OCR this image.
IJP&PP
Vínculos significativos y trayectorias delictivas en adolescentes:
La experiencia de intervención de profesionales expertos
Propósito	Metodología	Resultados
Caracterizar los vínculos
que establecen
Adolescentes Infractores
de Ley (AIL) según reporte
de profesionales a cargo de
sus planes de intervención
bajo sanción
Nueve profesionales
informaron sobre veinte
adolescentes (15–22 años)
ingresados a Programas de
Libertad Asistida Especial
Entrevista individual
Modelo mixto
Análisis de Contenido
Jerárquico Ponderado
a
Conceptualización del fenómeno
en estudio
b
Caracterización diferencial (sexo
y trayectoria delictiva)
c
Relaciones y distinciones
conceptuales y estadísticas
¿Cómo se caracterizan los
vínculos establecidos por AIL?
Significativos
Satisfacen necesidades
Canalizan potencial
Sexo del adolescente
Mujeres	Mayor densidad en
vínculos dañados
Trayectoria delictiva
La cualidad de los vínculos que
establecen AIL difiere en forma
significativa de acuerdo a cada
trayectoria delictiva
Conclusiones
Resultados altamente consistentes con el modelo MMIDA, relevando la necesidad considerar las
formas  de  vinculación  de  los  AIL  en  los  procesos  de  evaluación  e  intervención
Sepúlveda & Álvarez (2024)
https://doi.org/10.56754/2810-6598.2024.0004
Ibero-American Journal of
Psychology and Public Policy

++++++++

▶ [Work to be completed]
Using the listing above, retype each line exactly.

▶ [Expected output]
OCR this image.
IJP&PP
Vínculos significativos y trayectorias delictivas en adolescentes:
La experiencia de intervención de profesionales expertos
Propósito	Metodología	Resultados
Caracterizar los vínculos
que establecen
Adolescentes Infractores
de Ley (AIL) según reporte
de profesionales a cargo de
sus planes de intervención
bajo sanción
Nueve profesionales
informaron sobre veinte
adolescentes (15–22 años)
ingresados a Programas de
Libertad Asistida Especial
Entrevista individual
Modelo mixto
Análisis de Contenido
Jerárquico Ponderado
a
Conceptualización del fenómeno
en estudio
b
Caracterización diferencial (sexo
y trayectoria delictiva)
c
Relaciones y distinciones
conceptuales y estadísticas
¿Cómo se caracterizan los
vínculos establecidos por AIL?
Significativos
Satisfacen necesidades
Canalizan potencial
Sexo del adolescente
Mujeres	Mayor densidad en
vínculos dañados
Trayectoria delictiva
La cualidad de los vínculos que
establecen AIL difiere en forma
significativa de acuerdo a cada
trayectoria delictiva
Conclusiones
Resultados altamente consistentes con el modelo MMIDA, relevando la necesidad considerar las
formas  de  vinculación  de  los  AIL  en  los  procesos  de  evaluación  e  intervención
Sepúlveda & Álvarez (2024)
https://doi.org/10.56754/2810-6598.2024.0004
Ibero-American Journal of
Psychology and Public Policy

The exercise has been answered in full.